▶ [Task brief]: Can you convert every line of the listing below into a Markdown table with a "Row" column holding the row number and an "Entry" column holding the line, skipping any blank lines?

▶ [Exercise input]:
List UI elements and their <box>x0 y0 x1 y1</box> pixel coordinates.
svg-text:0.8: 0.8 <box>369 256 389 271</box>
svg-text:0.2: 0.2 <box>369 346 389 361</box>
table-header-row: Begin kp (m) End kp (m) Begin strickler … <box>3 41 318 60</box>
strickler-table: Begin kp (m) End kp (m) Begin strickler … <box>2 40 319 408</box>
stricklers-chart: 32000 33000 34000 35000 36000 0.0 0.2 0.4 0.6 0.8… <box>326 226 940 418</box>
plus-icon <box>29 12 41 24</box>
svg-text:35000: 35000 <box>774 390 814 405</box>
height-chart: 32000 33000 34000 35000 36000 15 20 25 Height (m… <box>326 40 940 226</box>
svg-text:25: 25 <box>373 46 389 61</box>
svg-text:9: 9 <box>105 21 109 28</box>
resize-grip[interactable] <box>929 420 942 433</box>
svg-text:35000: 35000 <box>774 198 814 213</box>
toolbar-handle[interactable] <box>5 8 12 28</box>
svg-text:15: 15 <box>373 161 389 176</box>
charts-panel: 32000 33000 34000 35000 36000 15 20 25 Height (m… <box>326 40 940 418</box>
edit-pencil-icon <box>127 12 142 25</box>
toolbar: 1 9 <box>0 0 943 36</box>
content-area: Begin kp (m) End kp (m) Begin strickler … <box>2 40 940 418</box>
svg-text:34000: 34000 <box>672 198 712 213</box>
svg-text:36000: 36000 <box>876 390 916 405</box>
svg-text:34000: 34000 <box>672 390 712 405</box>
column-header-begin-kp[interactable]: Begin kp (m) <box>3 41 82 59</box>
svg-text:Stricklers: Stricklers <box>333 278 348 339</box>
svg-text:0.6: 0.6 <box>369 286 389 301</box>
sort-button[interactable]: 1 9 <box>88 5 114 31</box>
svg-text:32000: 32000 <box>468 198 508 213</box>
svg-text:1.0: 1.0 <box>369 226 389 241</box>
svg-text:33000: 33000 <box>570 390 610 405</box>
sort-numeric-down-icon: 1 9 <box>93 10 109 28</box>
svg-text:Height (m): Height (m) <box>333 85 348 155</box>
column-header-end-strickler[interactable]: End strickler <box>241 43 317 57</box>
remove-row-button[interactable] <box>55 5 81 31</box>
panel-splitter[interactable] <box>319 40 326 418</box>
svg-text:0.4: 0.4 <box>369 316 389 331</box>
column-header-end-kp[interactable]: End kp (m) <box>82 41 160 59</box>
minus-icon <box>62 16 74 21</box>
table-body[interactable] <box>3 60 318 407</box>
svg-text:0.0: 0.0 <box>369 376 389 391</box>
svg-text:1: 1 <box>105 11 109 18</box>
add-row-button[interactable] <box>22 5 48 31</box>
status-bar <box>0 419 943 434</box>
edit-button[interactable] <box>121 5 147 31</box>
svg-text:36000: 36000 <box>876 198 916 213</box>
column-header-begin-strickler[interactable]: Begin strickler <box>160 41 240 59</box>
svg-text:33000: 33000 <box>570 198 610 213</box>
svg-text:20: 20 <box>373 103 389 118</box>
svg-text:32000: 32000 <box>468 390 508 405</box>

▶ [Exercise result]:
| Row | Entry |
|---|---|
| 1 | List UI elements and their <box>x0 y0 x1 y1</box> pixel coordinates. |
| 2 | svg-text:0.8: 0.8 <box>369 256 389 271</box> |
| 3 | svg-text:0.2: 0.2 <box>369 346 389 361</box> |
| 4 | table-header-row: Begin kp (m) End kp (m) Begin strickler … <box>3 41 318 60</box> |
| 5 | strickler-table: Begin kp (m) End kp (m) Begin strickler … <box>2 40 319 408</box> |
| 6 | stricklers-chart: 32000 33000 34000 35000 36000 0.0 0.2 0.4 0.6 0.8… <box>326 226 940 418</box> |
| 7 | plus-icon <box>29 12 41 24</box> |
| 8 | svg-text:35000: 35000 <box>774 390 814 405</box> |
| 9 | height-chart: 32000 33000 34000 35000 36000 15 20 25 Height (m… <box>326 40 940 226</box> |
| 10 | svg-text:25: 25 <box>373 46 389 61</box> |
| 11 | svg-text:9: 9 <box>105 21 109 28</box> |
| 12 | resize-grip[interactable] <box>929 420 942 433</box> |
| 13 | svg-text:35000: 35000 <box>774 198 814 213</box> |
| 14 | toolbar-handle[interactable] <box>5 8 12 28</box> |
| 15 | svg-text:15: 15 <box>373 161 389 176</box> |
| 16 | charts-panel: 32000 33000 34000 35000 36000 15 20 25 Height (m… <box>326 40 940 418</box> |
| 17 | edit-pencil-icon <box>127 12 142 25</box> |
| 18 | toolbar: 1 9 <box>0 0 943 36</box> |
| 19 | content-area: Begin kp (m) End kp (m) Begin strickler … <box>2 40 940 418</box> |
| 20 | svg-text:34000: 34000 <box>672 198 712 213</box> |
| 21 | svg-text:36000: 36000 <box>876 390 916 405</box> |
| 22 | svg-text:34000: 34000 <box>672 390 712 405</box> |
| 23 | column-header-begin-kp[interactable]: Begin kp (m) <box>3 41 82 59</box> |
| 24 | svg-text:Stricklers: Stricklers <box>333 278 348 339</box> |
| 25 | svg-text:0.6: 0.6 <box>369 286 389 301</box> |
| 26 | sort-button[interactable]: 1 9 <box>88 5 114 31</box> |
| 27 | svg-text:32000: 32000 <box>468 198 508 213</box> |
| 28 | svg-text:1.0: 1.0 <box>369 226 389 241</box> |
| 29 | svg-text:33000: 33000 <box>570 390 610 405</box> |
| 30 | sort-numeric-down-icon: 1 9 <box>93 10 109 28</box> |
| 31 | svg-text:Height (m): Height (m) <box>333 85 348 155</box> |
| 32 | column-header-end-strickler[interactable]: End strickler <box>241 43 317 57</box> |
| 33 | remove-row-button[interactable] <box>55 5 81 31</box> |
| 34 | panel-splitter[interactable] <box>319 40 326 418</box> |
| 35 | svg-text:0.4: 0.4 <box>369 316 389 331</box> |
| 36 | column-header-end-kp[interactable]: End kp (m) <box>82 41 160 59</box> |
| 37 | minus-icon <box>62 16 74 21</box> |
| 38 | table-body[interactable] <box>3 60 318 407</box> |
| 39 | svg-text:0.0: 0.0 <box>369 376 389 391</box> |
| 40 | svg-text:1: 1 <box>105 11 109 18</box> |
| 41 | add-row-button[interactable] <box>22 5 48 31</box> |
| 42 | status-bar <box>0 419 943 434</box> |
| 43 | edit-button[interactable] <box>121 5 147 31</box> |
| 44 | svg-text:36000: 36000 <box>876 198 916 213</box> |
| 45 | column-header-begin-strickler[interactable]: Begin strickler <box>160 41 240 59</box> |
| 46 | svg-text:33000: 33000 <box>570 198 610 213</box> |
| 47 | svg-text:20: 20 <box>373 103 389 118</box> |
| 48 | svg-text:32000: 32000 <box>468 390 508 405</box> |